Work to do: Could you return, unchanged, the lines in the entries below from the one holding "x-tick-mark xyxy=(306,803,307,812)" through the one holding "orange-callout-bullet-2: Would lead", with both end lines included?

===

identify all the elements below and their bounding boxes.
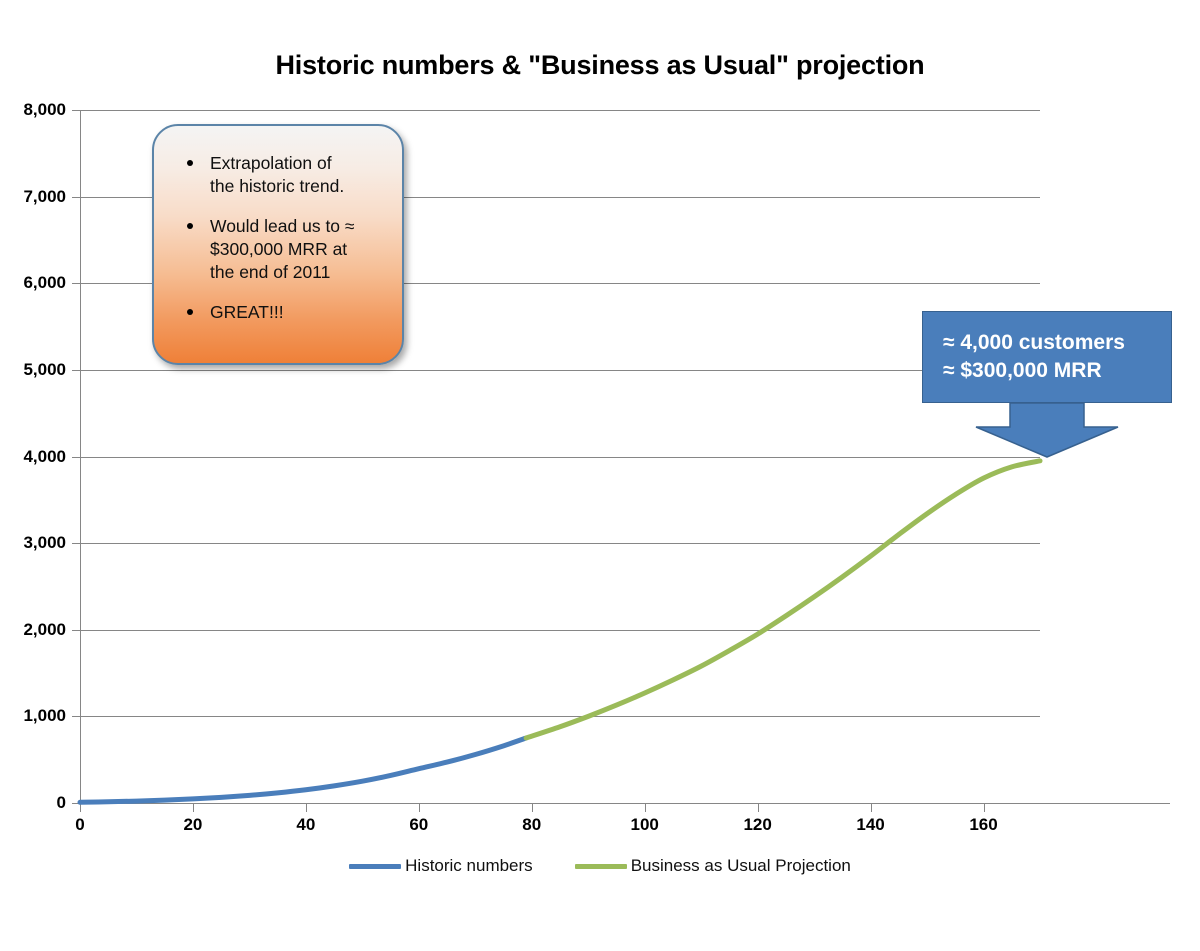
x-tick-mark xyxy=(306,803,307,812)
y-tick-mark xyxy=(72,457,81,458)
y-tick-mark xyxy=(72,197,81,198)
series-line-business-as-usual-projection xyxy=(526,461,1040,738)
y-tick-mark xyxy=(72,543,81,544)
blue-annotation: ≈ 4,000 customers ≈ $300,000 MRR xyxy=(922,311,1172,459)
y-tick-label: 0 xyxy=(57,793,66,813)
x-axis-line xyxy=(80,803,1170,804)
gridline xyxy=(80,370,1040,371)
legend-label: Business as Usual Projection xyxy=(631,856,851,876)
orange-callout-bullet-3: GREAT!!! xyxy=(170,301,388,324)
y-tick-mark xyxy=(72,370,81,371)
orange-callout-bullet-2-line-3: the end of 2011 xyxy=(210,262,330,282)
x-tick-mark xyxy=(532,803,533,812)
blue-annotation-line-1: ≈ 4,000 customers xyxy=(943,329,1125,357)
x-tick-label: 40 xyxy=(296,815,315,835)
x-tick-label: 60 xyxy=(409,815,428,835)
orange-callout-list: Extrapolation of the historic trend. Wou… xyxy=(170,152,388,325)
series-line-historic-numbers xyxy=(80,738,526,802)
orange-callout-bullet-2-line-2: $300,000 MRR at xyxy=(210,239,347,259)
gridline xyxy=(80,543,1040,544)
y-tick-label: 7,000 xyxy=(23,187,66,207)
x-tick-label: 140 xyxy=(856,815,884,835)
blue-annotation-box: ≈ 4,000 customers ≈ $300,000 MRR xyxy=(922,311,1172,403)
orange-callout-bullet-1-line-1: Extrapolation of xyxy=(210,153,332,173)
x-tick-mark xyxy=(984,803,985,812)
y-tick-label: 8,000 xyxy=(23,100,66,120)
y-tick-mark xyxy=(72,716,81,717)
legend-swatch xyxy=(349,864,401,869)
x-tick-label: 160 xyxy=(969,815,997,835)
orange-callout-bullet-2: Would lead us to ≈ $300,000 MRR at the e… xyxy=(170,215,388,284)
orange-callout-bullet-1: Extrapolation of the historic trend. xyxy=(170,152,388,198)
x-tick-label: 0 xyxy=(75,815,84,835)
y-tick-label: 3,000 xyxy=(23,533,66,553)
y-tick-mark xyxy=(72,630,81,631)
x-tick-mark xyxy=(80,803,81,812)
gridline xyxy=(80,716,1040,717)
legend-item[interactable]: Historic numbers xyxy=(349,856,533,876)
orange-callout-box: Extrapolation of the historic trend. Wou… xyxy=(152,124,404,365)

===

The output:
x-tick-mark xyxy=(306,803,307,812)
y-tick-mark xyxy=(72,457,81,458)
y-tick-mark xyxy=(72,197,81,198)
series-line-business-as-usual-projection xyxy=(526,461,1040,738)
y-tick-mark xyxy=(72,543,81,544)
blue-annotation: ≈ 4,000 customers ≈ $300,000 MRR xyxy=(922,311,1172,459)
y-tick-label: 0 xyxy=(57,793,66,813)
x-axis-line xyxy=(80,803,1170,804)
gridline xyxy=(80,370,1040,371)
legend-label: Business as Usual Projection xyxy=(631,856,851,876)
orange-callout-bullet-3: GREAT!!! xyxy=(170,301,388,324)
y-tick-mark xyxy=(72,370,81,371)
orange-callout-bullet-2-line-3: the end of 2011 xyxy=(210,262,330,282)
x-tick-mark xyxy=(532,803,533,812)
blue-annotation-line-1: ≈ 4,000 customers xyxy=(943,329,1125,357)
x-tick-label: 40 xyxy=(296,815,315,835)
x-tick-label: 60 xyxy=(409,815,428,835)
orange-callout-list: Extrapolation of the historic trend. Wou… xyxy=(170,152,388,325)
series-line-historic-numbers xyxy=(80,738,526,802)
orange-callout-bullet-2-line-2: $300,000 MRR at xyxy=(210,239,347,259)
gridline xyxy=(80,543,1040,544)
y-tick-label: 7,000 xyxy=(23,187,66,207)
x-tick-label: 140 xyxy=(856,815,884,835)
blue-annotation-box: ≈ 4,000 customers ≈ $300,000 MRR xyxy=(922,311,1172,403)
orange-callout-bullet-1-line-1: Extrapolation of xyxy=(210,153,332,173)
x-tick-mark xyxy=(984,803,985,812)
y-tick-label: 8,000 xyxy=(23,100,66,120)
y-tick-mark xyxy=(72,716,81,717)
legend-swatch xyxy=(349,864,401,869)
x-tick-label: 160 xyxy=(969,815,997,835)
orange-callout-bullet-2: Would lead us to ≈ $300,000 MRR at the e… xyxy=(170,215,388,284)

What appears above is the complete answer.